BEGIN Records to process

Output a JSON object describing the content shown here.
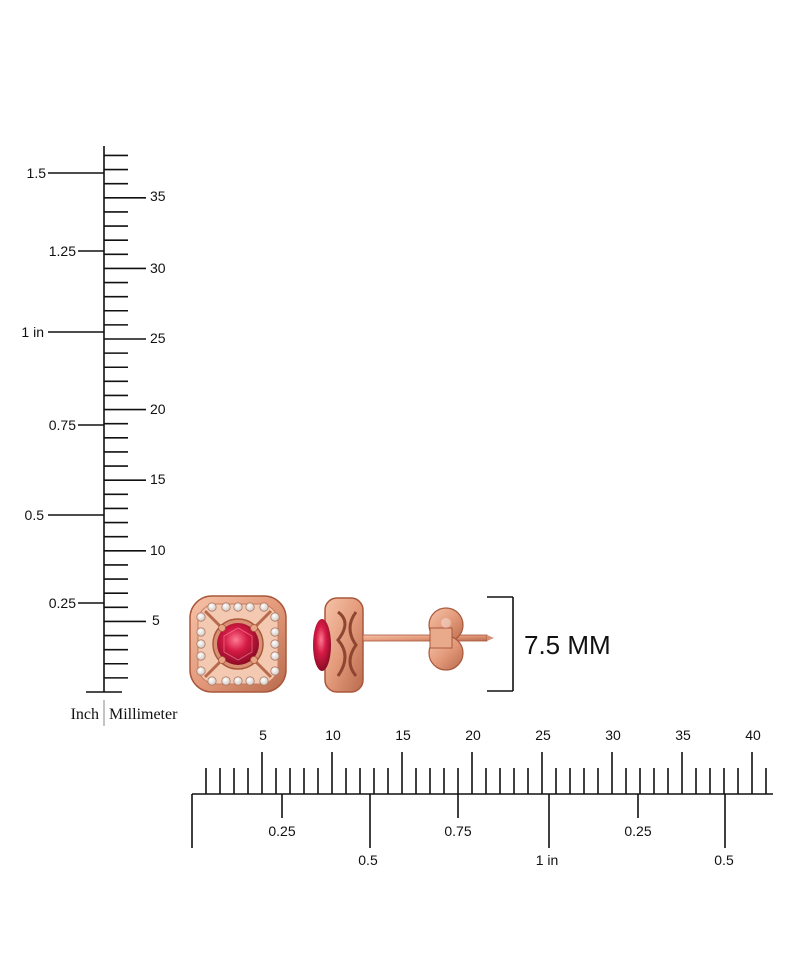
{
  "vertical_scale": {
    "inch_labels": [
      "0.25",
      "0.5",
      "0.75",
      "1 in",
      "1.25",
      "1.5"
    ],
    "mm_labels": [
      "5",
      "10",
      "15",
      "20",
      "25",
      "30",
      "35"
    ],
    "unit_inch": "Inch",
    "unit_mm": "Millimeter"
  },
  "horizontal_scale": {
    "mm_labels": [
      "5",
      "10",
      "15",
      "20",
      "25",
      "30",
      "35",
      "40"
    ],
    "inch_labels": [
      "0.25",
      "0.5",
      "0.75",
      "1 in",
      "0.25",
      "0.5"
    ]
  },
  "dimension": {
    "label": "7.5 MM"
  },
  "product": {
    "metal_color": "#e6a184",
    "metal_dark": "#b86a4c",
    "gem_color": "#c8143c",
    "gem_highlight": "#ff6b86",
    "diamond_color": "#f4f1ee"
  }
}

END Records to process

To be done →
Every line above should be repeated exactly; pictures stay out of the copy.

The output →
Output a JSON object describing the content shown here.
{
  "vertical_scale": {
    "inch_labels": [
      "0.25",
      "0.5",
      "0.75",
      "1 in",
      "1.25",
      "1.5"
    ],
    "mm_labels": [
      "5",
      "10",
      "15",
      "20",
      "25",
      "30",
      "35"
    ],
    "unit_inch": "Inch",
    "unit_mm": "Millimeter"
  },
  "horizontal_scale": {
    "mm_labels": [
      "5",
      "10",
      "15",
      "20",
      "25",
      "30",
      "35",
      "40"
    ],
    "inch_labels": [
      "0.25",
      "0.5",
      "0.75",
      "1 in",
      "0.25",
      "0.5"
    ]
  },
  "dimension": {
    "label": "7.5 MM"
  },
  "product": {
    "metal_color": "#e6a184",
    "metal_dark": "#b86a4c",
    "gem_color": "#c8143c",
    "gem_highlight": "#ff6b86",
    "diamond_color": "#f4f1ee"
  }
}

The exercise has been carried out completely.